▶ _Given passage_

══════════

Your post's quote of the Neumann link does not address the topic at hand, mono-izing bass for vinyl or bass mixing as you put it, it addresses a completely different problem with bass on vinyl which limits the safe play time per side. Your Neumann quote is regarding the problems associated with the needle's horizontal wiggling, and the actual topic at hand is regarding the much more important need to limit its vertical wiggling. The former addresses maximum play time per side while maintaining a constantly changing, but safe spacing between the groves and the latter has nothing to do with play time but instead dictates trackability when playing back with modest quality cartridges/needles.

We address "too loud L+R (mid) bass passages" via a constantly changing spacing between adjacent groves through the process called variable pitch, which is what Neumann is talking about here, and it is a completely independent problem, with a different applied solution, from how we address the much more dangerous, hard for styli to track "too loud L-R (side) bass passages". You seem to be conflating the two in this post since the Neumann quote addresses too loud L+R problems but the real discussion is too loud L-R problems.

The bass mixing to mono that is applied via an elliptical equalizer, EE, or as some prefer the VAL method [vertical amplitude limiting] addresses excessive vertical wiggling of the stylus. This should not be confused with how we address loud L+R bass passages, which is to read the incoming signal ahead of time, either with a secondary read head placed on the magnetic tape a few feet forward of the actual playback head (or in modern times by use of a digital delay line) however it is important to note that no modification to the bass signal itself is applied by this monitoring system, instead all that it does is momentarily increase the separation between adjacent grooves, by moving the cutter head across the cutting surface more quickly during this loud, bass heavy passage.

══════════

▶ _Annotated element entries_
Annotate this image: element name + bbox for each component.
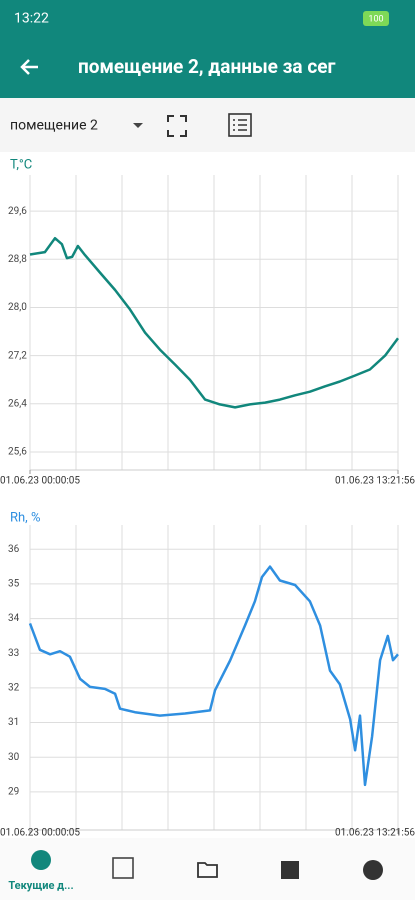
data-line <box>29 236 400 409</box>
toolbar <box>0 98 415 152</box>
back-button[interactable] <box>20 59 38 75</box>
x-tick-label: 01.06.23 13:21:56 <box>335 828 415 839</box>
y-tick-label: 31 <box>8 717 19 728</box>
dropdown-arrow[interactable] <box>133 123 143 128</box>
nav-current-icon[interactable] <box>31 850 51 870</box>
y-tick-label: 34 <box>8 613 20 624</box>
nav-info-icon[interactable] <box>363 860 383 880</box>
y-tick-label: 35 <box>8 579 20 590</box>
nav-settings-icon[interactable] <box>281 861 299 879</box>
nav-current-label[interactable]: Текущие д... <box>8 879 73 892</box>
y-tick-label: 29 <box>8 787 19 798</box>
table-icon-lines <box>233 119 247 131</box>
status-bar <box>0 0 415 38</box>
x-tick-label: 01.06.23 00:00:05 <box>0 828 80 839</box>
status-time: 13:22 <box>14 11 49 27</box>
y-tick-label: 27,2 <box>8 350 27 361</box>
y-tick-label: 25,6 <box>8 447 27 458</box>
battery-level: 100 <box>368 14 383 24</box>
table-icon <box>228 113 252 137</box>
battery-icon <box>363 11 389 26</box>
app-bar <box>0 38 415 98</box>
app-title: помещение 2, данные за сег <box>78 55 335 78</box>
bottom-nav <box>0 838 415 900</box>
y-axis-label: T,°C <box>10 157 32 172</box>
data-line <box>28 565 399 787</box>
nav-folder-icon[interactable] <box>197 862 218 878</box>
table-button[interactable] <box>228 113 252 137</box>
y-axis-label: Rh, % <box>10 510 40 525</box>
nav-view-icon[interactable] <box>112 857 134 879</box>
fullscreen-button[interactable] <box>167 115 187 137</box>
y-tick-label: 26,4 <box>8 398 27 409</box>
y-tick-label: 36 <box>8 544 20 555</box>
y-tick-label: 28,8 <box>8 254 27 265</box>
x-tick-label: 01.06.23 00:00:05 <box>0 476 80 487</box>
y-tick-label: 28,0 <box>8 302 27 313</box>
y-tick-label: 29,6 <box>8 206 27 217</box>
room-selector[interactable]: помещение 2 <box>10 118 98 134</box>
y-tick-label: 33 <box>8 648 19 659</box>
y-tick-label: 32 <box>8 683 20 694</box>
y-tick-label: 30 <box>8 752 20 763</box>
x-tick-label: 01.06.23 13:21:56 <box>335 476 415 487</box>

══════════

▶ _Written exercise 1_
In the vinyl bass passage, what is the name of the process that handles too loud L+R (mid) bass passages?
▶ _Written exercise 2_
Rewrite the section of the vinyl bass passage that opens with the words containing "Your post's quote" and closes with "modest quality cartridges/needles.", changing "wiggling" to "movement".

▶ _Complete answer 1_
Variable pitch.

▶ _Complete answer 2_
Your post's quote of the Neumann link does not address the topic at hand, mono-izing bass for vinyl or bass mixing as you put it, it addresses a completely different problem with bass on vinyl which limits the safe play time per side. Your Neumann quote is regarding the problems associated with the needle's horizontal movement, and the actual topic at hand is regarding the much more important need to limit its vertical movement. The former addresses maximum play time per side while maintaining a constantly changing, but safe spacing between the groves and the latter has nothing to do with play time but instead dictates trackability when playing back with modest quality cartridges/needles.